*SOAL LATIHAN*
a. Jawablah pertanyaan berikut berdasarkan berita tentang operasi militer di Intan Jaya.
(i) Siapa penulis berita tersebut?
(ii) Pada tanggal berapa video di kanal Youtube Haris Azhar diunggah?
(iii) Di blok mana dugaan upaya penguasaan emas disebut terjadi?
b. Sebutkan semua nama tempat atau wilayah geografis yang muncul dalam berita tentang operasi militer di Intan Jaya.
c. Tuliskan lanjutan berita tentang operasi militer di Intan Jaya, dimulai sesudah kalimat terakhirnya.

*TEKS BACAAN*
_ _ _

Nasional

Senator Filep Desak Presiden Bentuk Tim Khusus Selidiki Operasi Militer di Intan Jaya

Oleh : Mancik - Rabu, 25/08/2021 22:43 WIB

Wakil Ketua Komite I DPD RI, Filep Wamafma.(Foto:Istimewa)

Jakarta, INDONEWS.ID - Wakil Ketua I Komite I DPD RI, Filep Wamafma, mendesak pemerintah menindaklanjuti dan mengusut tuntas dugaan adanya agenda terselubung dibalik operasi militer yang dilakukan di wilayah Intan Jaya, Papua.

Masalah operasi militer di Intan Jaya ini mencuat ke publik setelah ada kajian yang dilakukan sejumlah LSM yang selama ini konsen dengan masalah sosial dan Hak Asasi Manusia di Papua. Salah satunya yang dibahas di kanal Youtube Haris Azhar dengan judul “Ada Lord Luhut Dibalik Relasi Ekonomi - Ops Militer Intan Jaya!! Jenderal Bin Juga Ada!! yang di upload pada 20/8/2021 yang lalu.

Pembahasan tersebut menyebut sederet nama pejabat penting negara termasuk Menko Kemaritiman dan Investasi, Luhut Binsar Pandjaitan dalam dugaan upaya penguasaan emas di Blok Wabu, Intan Jaya.

_ _ _

*BAHAN TERKUMPUL*
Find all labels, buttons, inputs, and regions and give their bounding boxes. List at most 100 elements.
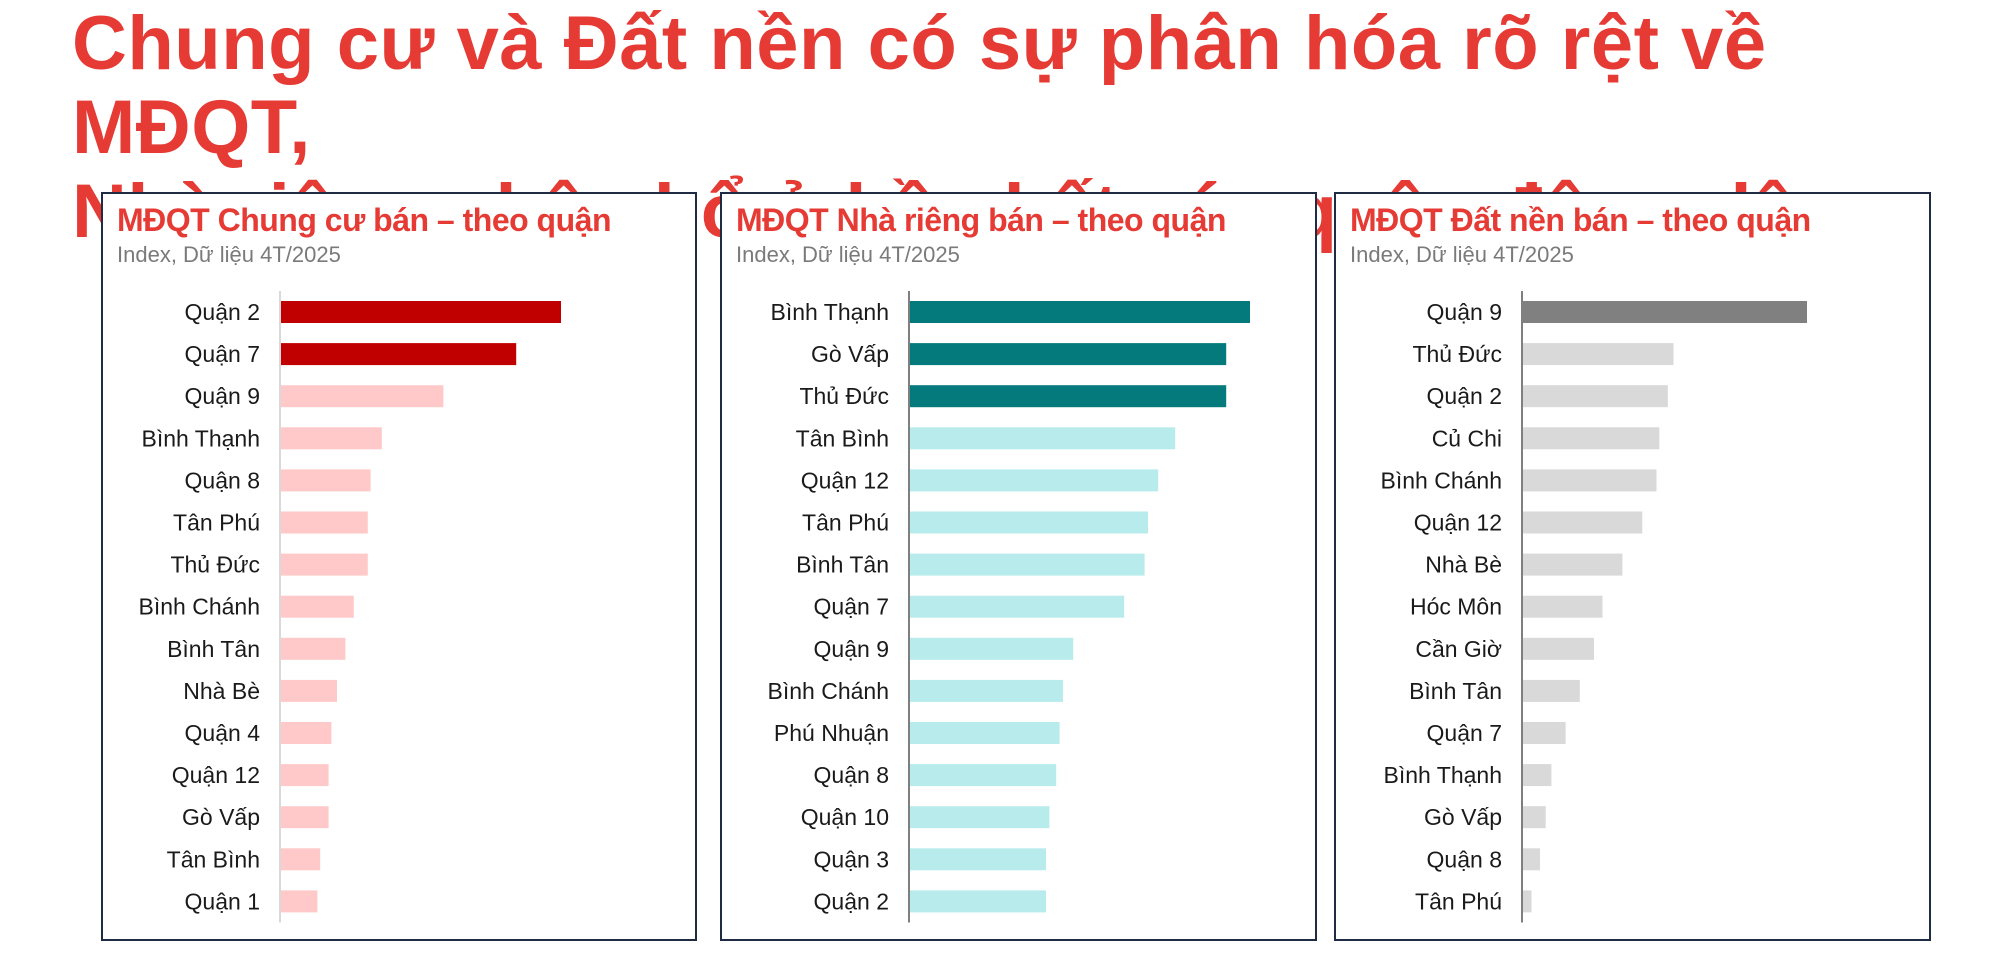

_ _ _

*JAWABAN TIAP SOAL*
a.
(i) Mancik
(ii) 20/8/2021
(iii) Blok Wabu, Intan Jaya

b. Jakarta, Intan Jaya, Papua, Blok Wabu

c.
Menanggapi hal ini, Filep Wamafma mengatakan, Presiden Jokowi selaku panglima tertinggi, seharusnya mengetahui persoalan ini karena sifatnya mendasar dan krusial. Sehingga muncul pertanyaan apakah temuan tersebut juga berkontribusi pada kegagalan Otsus Jilid 1.

Ia berharap, persoalan tersebut segera terurai dengan jelas agar cita-cita membangun kesejahteraan masyarakat Papua diantaranya melalui Otsus dapat terwujud.

“Rakyat Papua membutuhkan ketegasan Presiden. Temuan-temuan dari berbagai LSM harus ditindaklanjuti, minimal dengan membentuk Satgas. Apakah Otsus Jilid 1 gagal karena permainan operasi militer namun berkedok investasi? Kita semua harus mencari benang merah ini supaya Otsus Jilid 2 tidak dihantui oleh operasi militer dan mengulangi kegagalan yang sama”, ujar Filep.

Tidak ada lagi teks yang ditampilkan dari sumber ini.